▸ **What is needed**
The material below should be written out in full and exactly; pictures stay out of the copy.

▸ **Material**
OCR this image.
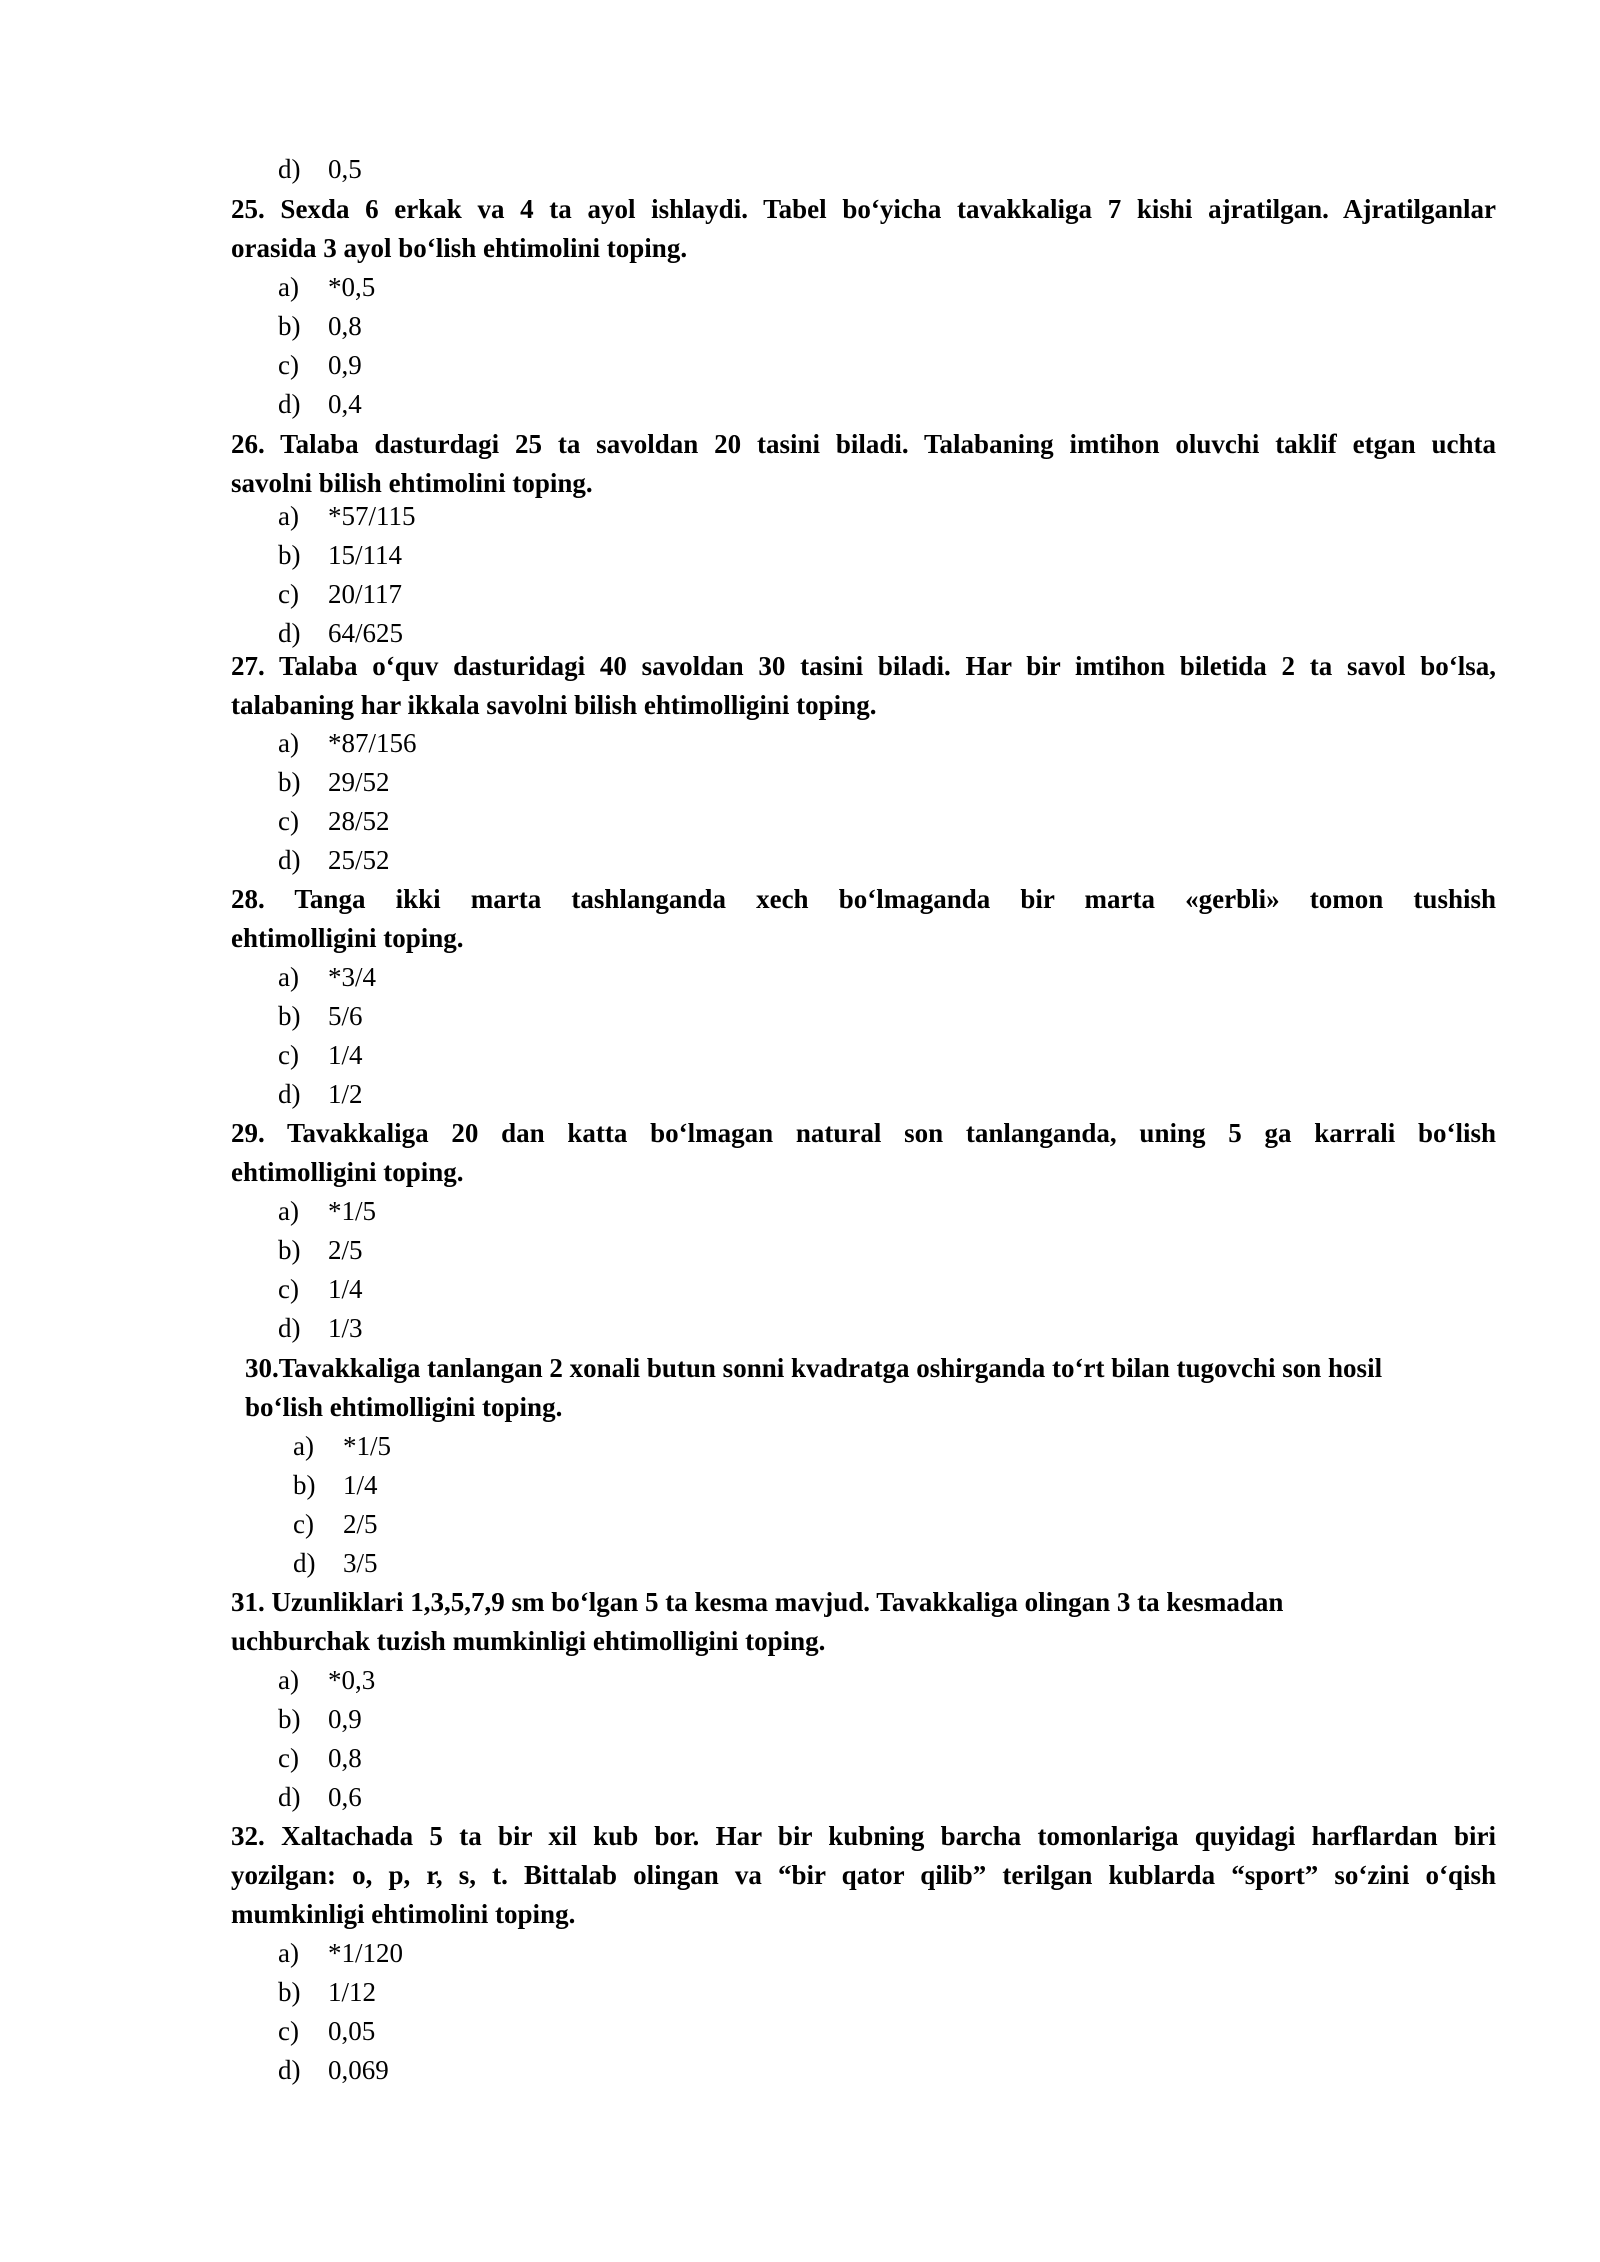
d) 0,5
25. Sexda 6 erkak va 4 ta ayol ishlaydi. Tabel bo‘yicha tavakkaliga 7 kishi ajratilgan. Ajratilganlar
orasida 3 ayol bo‘lish ehtimolini toping.
a) *0,5
b) 0,8
c) 0,9
d) 0,4
26. Talaba dasturdagi 25 ta savoldan 20 tasini biladi. Talabaning imtihon oluvchi taklif etgan uchta
savolni bilish ehtimolini toping.
a) *57/115
b) 15/114
c) 20/117
d) 64/625
27. Talaba o‘quv dasturidagi 40 savoldan 30 tasini biladi. Har bir imtihon biletida 2 ta savol bo‘lsa,
talabaning har ikkala savolni bilish ehtimolligini toping.
a) *87/156
b) 29/52
c) 28/52
d) 25/52
28. Tanga ikki marta tashlanganda xech bo‘lmaganda bir marta «gerbli» tomon tushish
ehtimolligini toping.
a) *3/4
b) 5/6
c) 1/4
d) 1/2
29. Tavakkaliga 20 dan katta bo‘lmagan natural son tanlanganda, uning 5 ga karrali bo‘lish
ehtimolligini toping.
a) *1/5
b) 2/5
c) 1/4
d) 1/3
30.Tavakkaliga tanlangan 2 xonali butun sonni kvadratga oshirganda to‘rt bilan tugovchi son hosil
bo‘lish ehtimolligini toping.
a) *1/5
b) 1/4
c) 2/5
d) 3/5
31. Uzunliklari 1,3,5,7,9 sm bo‘lgan 5 ta kesma mavjud. Tavakkaliga olingan 3 ta kesmadan
uchburchak tuzish mumkinligi ehtimolligini toping.
a) *0,3
b) 0,9
c) 0,8
d) 0,6
32. Xaltachada 5 ta bir xil kub bor. Har bir kubning barcha tomonlariga quyidagi harflardan biri
yozilgan: o, p, r, s, t. Bittalab olingan va “bir qator qilib” terilgan kublarda “sport” so‘zini o‘qish
mumkinligi ehtimolini toping.
a) *1/120
b) 1/12
c) 0,05
d) 0,069
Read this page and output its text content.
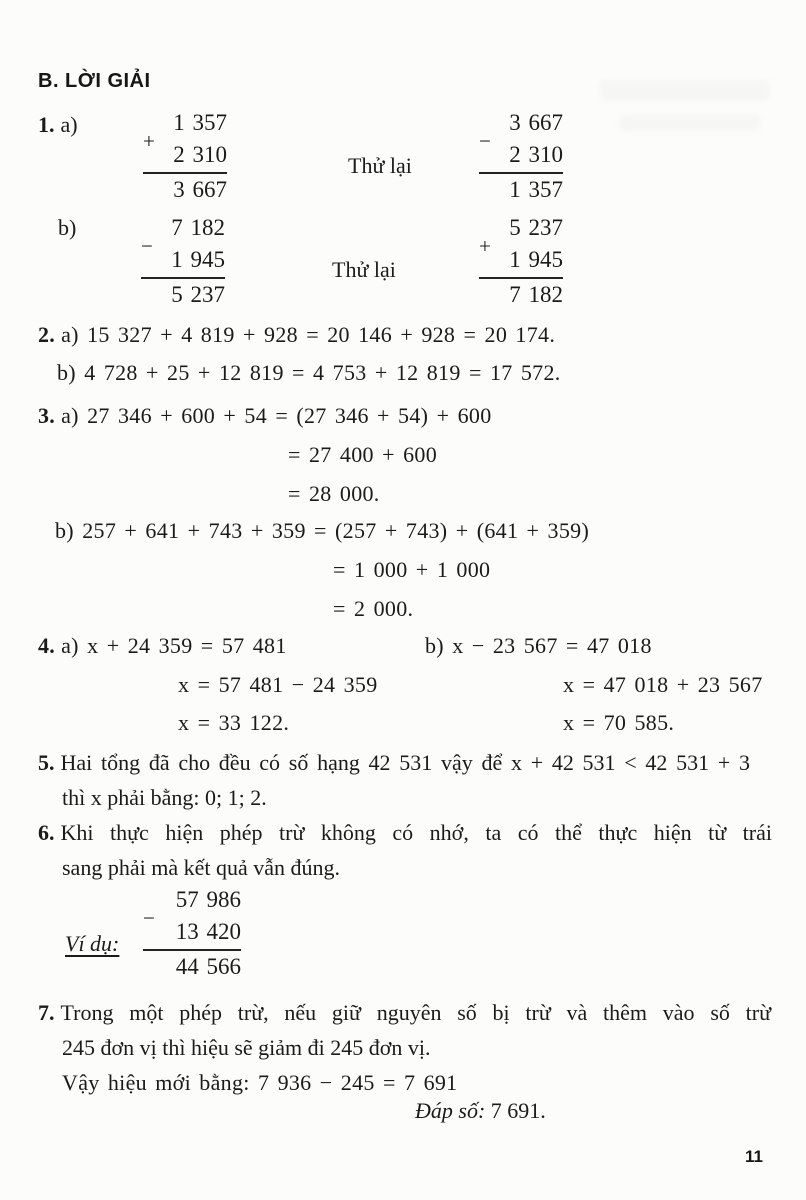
B. LỜI GIẢI
1. a)
+
1 357
2 310
3 667
Thử lại
−
3 667
2 310
1 357
b)
−
7 182
1 945
5 237
Thử lại
+
5 237
1 945
7 182
2. a) 15 327 + 4 819 + 928 = 20 146 + 928 = 20 174.
b) 4 728 + 25 + 12 819 = 4 753 + 12 819 = 17 572.
3. a) 27 346 + 600 + 54 = (27 346 + 54) + 600
= 27 400 + 600
= 28 000.
b) 257 + 641 + 743 + 359 = (257 + 743) + (641 + 359)
= 1 000 + 1 000
= 2 000.
4. a) x + 24 359 = 57 481	b) x − 23 567 = 47 018
x = 57 481 − 24 359	x = 47 018 + 23 567
x = 33 122.	x = 70 585.
5. Hai tổng đã cho đều có số hạng 42 531 vậy để x + 42 531 < 42 531 + 3
thì x phải bằng: 0; 1; 2.
6. Khi thực hiện phép trừ không có nhớ, ta có thể thực hiện từ trái
sang phải mà kết quả vẫn đúng.
Ví dụ:
−
57 986
13 420
44 566
7. Trong một phép trừ, nếu giữ nguyên số bị trừ và thêm vào số trừ
245 đơn vị thì hiệu sẽ giảm đi 245 đơn vị.
Vậy hiệu mới bằng: 7 936 − 245 = 7 691
Đáp số: 7 691.
11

▸ **Result below**
OCR this image.
d) 0,5
25. Sexda 6 erkak va 4 ta ayol ishlaydi. Tabel bo‘yicha tavakkaliga 7 kishi ajratilgan. Ajratilganlar
orasida 3 ayol bo‘lish ehtimolini toping.
a) *0,5
b) 0,8
c) 0,9
d) 0,4
26. Talaba dasturdagi 25 ta savoldan 20 tasini biladi. Talabaning imtihon oluvchi taklif etgan uchta
savolni bilish ehtimolini toping.
a) *57/115
b) 15/114
c) 20/117
d) 64/625
27. Talaba o‘quv dasturidagi 40 savoldan 30 tasini biladi. Har bir imtihon biletida 2 ta savol bo‘lsa,
talabaning har ikkala savolni bilish ehtimolligini toping.
a) *87/156
b) 29/52
c) 28/52
d) 25/52
28. Tanga ikki marta tashlanganda xech bo‘lmaganda bir marta «gerbli» tomon tushish
ehtimolligini toping.
a) *3/4
b) 5/6
c) 1/4
d) 1/2
29. Tavakkaliga 20 dan katta bo‘lmagan natural son tanlanganda, uning 5 ga karrali bo‘lish
ehtimolligini toping.
a) *1/5
b) 2/5
c) 1/4
d) 1/3
30.Tavakkaliga tanlangan 2 xonali butun sonni kvadratga oshirganda to‘rt bilan tugovchi son hosil
bo‘lish ehtimolligini toping.
a) *1/5
b) 1/4
c) 2/5
d) 3/5
31. Uzunliklari 1,3,5,7,9 sm bo‘lgan 5 ta kesma mavjud. Tavakkaliga olingan 3 ta kesmadan
uchburchak tuzish mumkinligi ehtimolligini toping.
a) *0,3
b) 0,9
c) 0,8
d) 0,6
32. Xaltachada 5 ta bir xil kub bor. Har bir kubning barcha tomonlariga quyidagi harflardan biri
yozilgan: o, p, r, s, t. Bittalab olingan va “bir qator qilib” terilgan kublarda “sport” so‘zini o‘qish
mumkinligi ehtimolini toping.
a) *1/120
b) 1/12
c) 0,05
d) 0,069
Read this page and output its text content.
B. LỜI GIẢI
1. a)
+
1 357
2 310
3 667
Thử lại
−
3 667
2 310
1 357
b)
−
7 182
1 945
5 237
Thử lại
+
5 237
1 945
7 182
2. a) 15 327 + 4 819 + 928 = 20 146 + 928 = 20 174.
b) 4 728 + 25 + 12 819 = 4 753 + 12 819 = 17 572.
3. a) 27 346 + 600 + 54 = (27 346 + 54) + 600
= 27 400 + 600
= 28 000.
b) 257 + 641 + 743 + 359 = (257 + 743) + (641 + 359)
= 1 000 + 1 000
= 2 000.
4. a) x + 24 359 = 57 481	b) x − 23 567 = 47 018
x = 57 481 − 24 359	x = 47 018 + 23 567
x = 33 122.	x = 70 585.
5. Hai tổng đã cho đều có số hạng 42 531 vậy để x + 42 531 < 42 531 + 3
thì x phải bằng: 0; 1; 2.
6. Khi thực hiện phép trừ không có nhớ, ta có thể thực hiện từ trái
sang phải mà kết quả vẫn đúng.
Ví dụ:
−
57 986
13 420
44 566
7. Trong một phép trừ, nếu giữ nguyên số bị trừ và thêm vào số trừ
245 đơn vị thì hiệu sẽ giảm đi 245 đơn vị.
Vậy hiệu mới bằng: 7 936 − 245 = 7 691
Đáp số: 7 691.
11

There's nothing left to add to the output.